### [Supplied material]
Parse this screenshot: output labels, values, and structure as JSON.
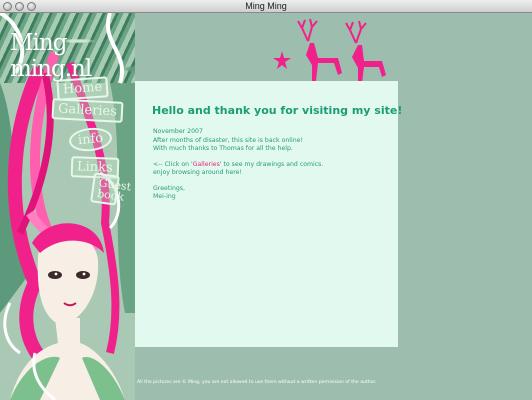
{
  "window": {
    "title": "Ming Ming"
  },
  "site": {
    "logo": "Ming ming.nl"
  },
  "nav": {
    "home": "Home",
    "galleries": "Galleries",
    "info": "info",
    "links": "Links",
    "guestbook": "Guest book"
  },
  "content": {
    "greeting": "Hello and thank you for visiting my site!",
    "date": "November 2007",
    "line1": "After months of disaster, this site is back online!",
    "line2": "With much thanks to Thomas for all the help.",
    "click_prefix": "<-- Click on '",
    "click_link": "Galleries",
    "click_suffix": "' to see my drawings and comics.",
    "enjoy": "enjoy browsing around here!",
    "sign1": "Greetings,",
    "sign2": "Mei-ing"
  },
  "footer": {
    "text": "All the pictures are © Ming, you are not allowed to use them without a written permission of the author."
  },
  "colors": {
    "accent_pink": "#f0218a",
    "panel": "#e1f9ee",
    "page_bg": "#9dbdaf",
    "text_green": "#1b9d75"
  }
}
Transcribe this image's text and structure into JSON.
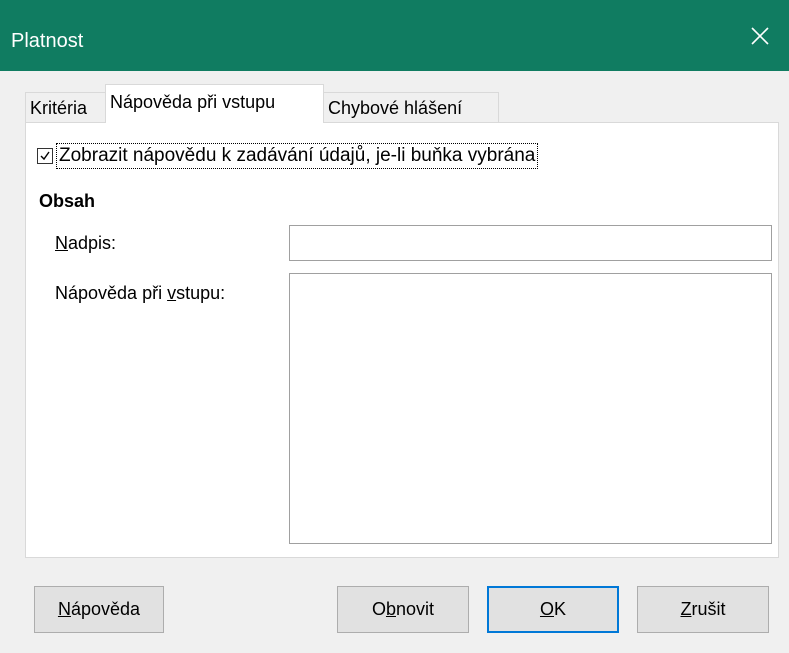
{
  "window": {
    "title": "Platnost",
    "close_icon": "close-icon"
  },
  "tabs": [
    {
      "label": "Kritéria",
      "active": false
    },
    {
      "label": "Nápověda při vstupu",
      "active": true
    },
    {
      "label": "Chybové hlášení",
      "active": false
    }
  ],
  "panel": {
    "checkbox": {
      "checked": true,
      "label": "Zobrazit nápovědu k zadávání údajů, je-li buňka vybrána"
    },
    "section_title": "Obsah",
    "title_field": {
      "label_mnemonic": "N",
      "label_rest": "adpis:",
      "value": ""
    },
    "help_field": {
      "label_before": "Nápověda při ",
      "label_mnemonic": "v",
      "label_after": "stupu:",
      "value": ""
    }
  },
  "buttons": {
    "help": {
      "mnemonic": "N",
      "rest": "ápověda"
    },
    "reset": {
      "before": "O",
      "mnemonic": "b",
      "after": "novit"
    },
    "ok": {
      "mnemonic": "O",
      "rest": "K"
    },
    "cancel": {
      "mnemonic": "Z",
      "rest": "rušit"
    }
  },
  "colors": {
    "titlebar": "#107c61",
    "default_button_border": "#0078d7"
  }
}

### [What is asked]
Leave out the pictures and return every record word for word.

### [Result of this exercise]
Parse this screenshot: output labels, values, and structure as JSON.
{
  "window": {
    "title": "Ming Ming"
  },
  "site": {
    "logo": "Ming ming.nl"
  },
  "nav": {
    "home": "Home",
    "galleries": "Galleries",
    "info": "info",
    "links": "Links",
    "guestbook": "Guest book"
  },
  "content": {
    "greeting": "Hello and thank you for visiting my site!",
    "date": "November 2007",
    "line1": "After months of disaster, this site is back online!",
    "line2": "With much thanks to Thomas for all the help.",
    "click_prefix": "<-- Click on '",
    "click_link": "Galleries",
    "click_suffix": "' to see my drawings and comics.",
    "enjoy": "enjoy browsing around here!",
    "sign1": "Greetings,",
    "sign2": "Mei-ing"
  },
  "footer": {
    "text": "All the pictures are © Ming, you are not allowed to use them without a written permission of the author."
  },
  "colors": {
    "accent_pink": "#f0218a",
    "panel": "#e1f9ee",
    "page_bg": "#9dbdaf",
    "text_green": "#1b9d75"
  }
}
Transcribe this image's text and structure into JSON.
{
  "window": {
    "title": "Platnost",
    "close_icon": "close-icon"
  },
  "tabs": [
    {
      "label": "Kritéria",
      "active": false
    },
    {
      "label": "Nápověda při vstupu",
      "active": true
    },
    {
      "label": "Chybové hlášení",
      "active": false
    }
  ],
  "panel": {
    "checkbox": {
      "checked": true,
      "label": "Zobrazit nápovědu k zadávání údajů, je-li buňka vybrána"
    },
    "section_title": "Obsah",
    "title_field": {
      "label_mnemonic": "N",
      "label_rest": "adpis:",
      "value": ""
    },
    "help_field": {
      "label_before": "Nápověda při ",
      "label_mnemonic": "v",
      "label_after": "stupu:",
      "value": ""
    }
  },
  "buttons": {
    "help": {
      "mnemonic": "N",
      "rest": "ápověda"
    },
    "reset": {
      "before": "O",
      "mnemonic": "b",
      "after": "novit"
    },
    "ok": {
      "mnemonic": "O",
      "rest": "K"
    },
    "cancel": {
      "mnemonic": "Z",
      "rest": "rušit"
    }
  },
  "colors": {
    "titlebar": "#107c61",
    "default_button_border": "#0078d7"
  }
}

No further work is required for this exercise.